Problems to work on ::
A. Please copy a passage from the talk on Eileen Myles word for word, beginning at the words "The following is" and stopping after the words "Pasadena Public Library.".
B. In the talk on Eileen Myles, at which library was the talk delivered?
C. Continue the talk on Eileen Myles from the point where it stops, picking up after its last sentence.

Tributes

Maggie Nelson on Eileen Myles

Side by side author photos of Eileen Myles and Maggie Nelson

The following is a talk that Maggie Nelson delivered on Eileen Myles as part of the Poetry Society of America's The Voice of Women in American Poetry, on September 18 2014, at the Pasadena Public Library.


Earlier today I taught a class at CalArts about the great artist and writer David Wojnarowicz, who died of AIDS in 1992. In Cynthia Carr's biography of David, she quotes a student at Illinois State University—located in "Normal," no less—who saw him talk there in 1990, right when David was becoming a poster child, or rather a whipping post, for the culture wars of the 90s. The student said, "After you hear a voice like that, it changes you." Indeed. After you hear certain voices, the direction of your life is changed, and there's no going back. That was what hearing the voice of Eileen Myles was like for me, in the year of Wojnarowicz's death, 1992.

I was eighteen, maybe nineteen. I'd just started college. I had recently left my hometown, the San Francisco of the 80s, for the east coast, with a felt sense but no real understanding, really, of what my city had been through, with AIDS; nor of what forces—nefarious or sustaining—American artists of radical mind and body had to contend with. It was newly the 90s, and Eileen was running for president. A write-in candidate, the first "openly female" contestant for the job. My college was one of her campaign stops.

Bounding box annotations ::
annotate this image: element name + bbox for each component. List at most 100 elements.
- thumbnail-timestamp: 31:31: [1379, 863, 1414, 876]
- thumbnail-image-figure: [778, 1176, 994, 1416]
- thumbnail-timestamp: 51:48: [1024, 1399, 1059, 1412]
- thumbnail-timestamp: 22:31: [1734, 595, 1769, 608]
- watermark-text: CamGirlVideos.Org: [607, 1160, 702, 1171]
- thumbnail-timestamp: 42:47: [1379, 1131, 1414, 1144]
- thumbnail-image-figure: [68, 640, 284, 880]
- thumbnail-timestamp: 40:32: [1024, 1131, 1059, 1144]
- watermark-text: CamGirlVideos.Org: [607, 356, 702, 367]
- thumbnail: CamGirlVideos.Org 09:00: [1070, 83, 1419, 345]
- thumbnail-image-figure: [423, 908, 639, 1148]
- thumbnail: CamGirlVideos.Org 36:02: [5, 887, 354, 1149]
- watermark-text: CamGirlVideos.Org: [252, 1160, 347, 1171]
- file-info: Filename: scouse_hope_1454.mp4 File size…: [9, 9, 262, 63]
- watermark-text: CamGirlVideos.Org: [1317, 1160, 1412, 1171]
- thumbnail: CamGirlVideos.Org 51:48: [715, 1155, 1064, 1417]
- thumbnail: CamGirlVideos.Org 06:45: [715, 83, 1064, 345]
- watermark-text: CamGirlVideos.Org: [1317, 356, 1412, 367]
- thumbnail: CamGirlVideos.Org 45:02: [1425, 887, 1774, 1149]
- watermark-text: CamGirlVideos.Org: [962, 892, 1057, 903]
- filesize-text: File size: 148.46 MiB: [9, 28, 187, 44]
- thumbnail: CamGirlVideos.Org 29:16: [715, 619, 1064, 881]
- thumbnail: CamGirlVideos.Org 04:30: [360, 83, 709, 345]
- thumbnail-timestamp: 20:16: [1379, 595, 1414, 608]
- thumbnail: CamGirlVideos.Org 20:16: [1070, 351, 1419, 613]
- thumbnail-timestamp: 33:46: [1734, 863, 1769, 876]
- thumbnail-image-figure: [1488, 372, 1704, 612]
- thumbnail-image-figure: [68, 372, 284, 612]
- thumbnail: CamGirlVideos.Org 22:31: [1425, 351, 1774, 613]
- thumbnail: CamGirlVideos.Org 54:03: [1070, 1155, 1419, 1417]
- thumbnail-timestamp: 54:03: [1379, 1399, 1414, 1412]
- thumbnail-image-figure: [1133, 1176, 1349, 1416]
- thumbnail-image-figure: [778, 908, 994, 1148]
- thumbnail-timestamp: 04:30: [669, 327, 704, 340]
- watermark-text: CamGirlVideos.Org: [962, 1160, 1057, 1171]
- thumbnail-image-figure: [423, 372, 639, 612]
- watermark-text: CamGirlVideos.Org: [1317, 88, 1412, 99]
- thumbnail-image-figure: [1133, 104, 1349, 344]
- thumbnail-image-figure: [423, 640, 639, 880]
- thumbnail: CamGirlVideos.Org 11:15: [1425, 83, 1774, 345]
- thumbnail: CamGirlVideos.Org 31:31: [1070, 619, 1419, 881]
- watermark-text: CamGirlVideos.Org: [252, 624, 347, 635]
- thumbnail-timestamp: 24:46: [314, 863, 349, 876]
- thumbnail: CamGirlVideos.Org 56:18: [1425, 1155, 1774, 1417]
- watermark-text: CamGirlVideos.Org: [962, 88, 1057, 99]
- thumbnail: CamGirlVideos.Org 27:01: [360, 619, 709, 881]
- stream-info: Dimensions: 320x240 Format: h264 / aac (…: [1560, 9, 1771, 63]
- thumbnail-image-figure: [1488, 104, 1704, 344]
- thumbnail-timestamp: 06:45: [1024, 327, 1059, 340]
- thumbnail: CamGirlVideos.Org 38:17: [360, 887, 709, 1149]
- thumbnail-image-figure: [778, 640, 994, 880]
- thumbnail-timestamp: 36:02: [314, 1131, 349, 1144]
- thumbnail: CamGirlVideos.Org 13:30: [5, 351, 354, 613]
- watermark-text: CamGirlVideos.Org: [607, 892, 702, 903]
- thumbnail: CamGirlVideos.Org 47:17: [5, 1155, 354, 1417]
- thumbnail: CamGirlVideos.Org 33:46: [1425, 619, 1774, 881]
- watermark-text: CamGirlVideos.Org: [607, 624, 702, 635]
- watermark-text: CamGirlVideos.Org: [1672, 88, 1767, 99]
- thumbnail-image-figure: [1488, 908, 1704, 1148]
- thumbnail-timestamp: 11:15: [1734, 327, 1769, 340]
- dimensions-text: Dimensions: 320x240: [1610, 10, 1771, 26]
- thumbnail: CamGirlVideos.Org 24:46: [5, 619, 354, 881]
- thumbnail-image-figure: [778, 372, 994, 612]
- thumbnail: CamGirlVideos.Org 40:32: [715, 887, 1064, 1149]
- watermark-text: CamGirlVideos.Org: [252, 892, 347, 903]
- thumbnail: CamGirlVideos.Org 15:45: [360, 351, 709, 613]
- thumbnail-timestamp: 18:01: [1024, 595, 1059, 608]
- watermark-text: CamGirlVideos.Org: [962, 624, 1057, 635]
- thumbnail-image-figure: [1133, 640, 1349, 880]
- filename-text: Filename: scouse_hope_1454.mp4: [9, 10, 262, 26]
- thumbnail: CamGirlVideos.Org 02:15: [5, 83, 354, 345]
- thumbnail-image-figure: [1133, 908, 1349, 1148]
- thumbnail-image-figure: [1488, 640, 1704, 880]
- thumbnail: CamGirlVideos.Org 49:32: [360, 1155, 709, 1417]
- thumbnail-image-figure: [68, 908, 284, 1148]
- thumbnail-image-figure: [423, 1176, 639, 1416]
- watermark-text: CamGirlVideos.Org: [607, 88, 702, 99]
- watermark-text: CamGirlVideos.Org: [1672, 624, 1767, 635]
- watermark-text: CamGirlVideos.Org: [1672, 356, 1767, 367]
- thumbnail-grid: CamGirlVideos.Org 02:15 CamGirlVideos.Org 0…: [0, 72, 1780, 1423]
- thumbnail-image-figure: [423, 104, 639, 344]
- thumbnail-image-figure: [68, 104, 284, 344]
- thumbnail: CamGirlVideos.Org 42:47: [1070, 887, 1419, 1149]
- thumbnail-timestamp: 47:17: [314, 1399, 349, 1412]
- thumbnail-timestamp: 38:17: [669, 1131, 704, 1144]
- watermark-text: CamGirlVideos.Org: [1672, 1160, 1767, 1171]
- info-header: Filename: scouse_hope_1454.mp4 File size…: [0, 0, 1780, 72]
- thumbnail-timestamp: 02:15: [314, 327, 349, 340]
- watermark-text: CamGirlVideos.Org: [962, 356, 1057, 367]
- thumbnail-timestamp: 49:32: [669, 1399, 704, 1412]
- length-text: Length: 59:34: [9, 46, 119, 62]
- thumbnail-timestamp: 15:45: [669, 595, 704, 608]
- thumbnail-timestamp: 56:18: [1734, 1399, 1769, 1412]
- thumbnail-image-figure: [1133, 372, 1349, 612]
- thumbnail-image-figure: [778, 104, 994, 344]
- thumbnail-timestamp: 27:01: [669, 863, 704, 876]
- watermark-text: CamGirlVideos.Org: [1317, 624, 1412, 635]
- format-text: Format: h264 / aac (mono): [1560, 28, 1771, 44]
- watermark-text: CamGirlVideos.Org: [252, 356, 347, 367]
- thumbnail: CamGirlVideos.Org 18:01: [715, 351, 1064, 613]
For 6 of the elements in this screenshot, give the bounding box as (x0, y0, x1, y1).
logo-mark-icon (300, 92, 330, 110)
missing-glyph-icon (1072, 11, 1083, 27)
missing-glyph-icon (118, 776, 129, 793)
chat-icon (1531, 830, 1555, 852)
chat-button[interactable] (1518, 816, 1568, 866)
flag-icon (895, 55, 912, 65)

Solved problems ::
A.
The following is a talk that Maggie Nelson delivered on Eileen Myles as part of the Poetry Society of America's The Voice of Women in American Poetry, on September 18 2014, at the Pasadena Public Library.

B. The Pasadena Public Library.

C.
I want to start by reading you the poem that Eileen read to us that night, which is one of her most famous, and the one whose performance changed my life. She had memorized it, and I remember it being really unnerving, to see someone perform that way, i.e. not theatrically, just looking at us squarely in her own body and reading her poem, which was called "An American Poem."

I was born in Boston in
1949. I never wanted
this fact to be known, in
fact I've spent the better
half of my adult life
trying to sweep my early
years under the carpet
and have a life that
was clearly just mine
and independent of
the historic fate of
my family. Can you
imagine what it was
like to be one of them,
to be built like them,
to talk like them
to have the benefits
of being born into such
a wealthy and powerful
American family. I went
to the best schools,
had all kinds of tutors
and trainers, traveled
widely, met the famous,
the controversial, and
the not-so-admirable
and I knew from
a very early age that
if there were ever any
possibility of escaping
the collective fate of this famous
Boston family I would
take that route and
I have. I hopped
on an Amtrak to New
York in the early
'70s and I guess
you could say
my hidden years
began. I thought
Well I'll be a poet.
What could be more
foolish and obscure.
I became a lesbian.
Every woman in my
family looks like
a dyke but it's really
stepping off the flag
when you become one.
While holding this ignominious
pose I have seen and
I have learned and
I am beginning to think
there is no escaping
history. A woman I
am currently having
an affair with said
you know you look
like a Kennedy. I felt
the blood rising in my
cheeks. People have
always laughed at
my Boston accent
confusing "large" for
"lodge," "party"
for "potty." But
when this unsuspecting
woman invoked for
the first time my
family name
I knew the jig
was up. Yes, I am,
I am a Kennedy.
My attempts to remain
obscure have not served
me well. Starting as
a humble poet I
quickly climbed to the
top of my profession
assuming a position of
leadership and honor.
It is right that a
woman should call
me out now. Yes,
I am a Kennedy.
And I await
your orders.
You are the New Americans.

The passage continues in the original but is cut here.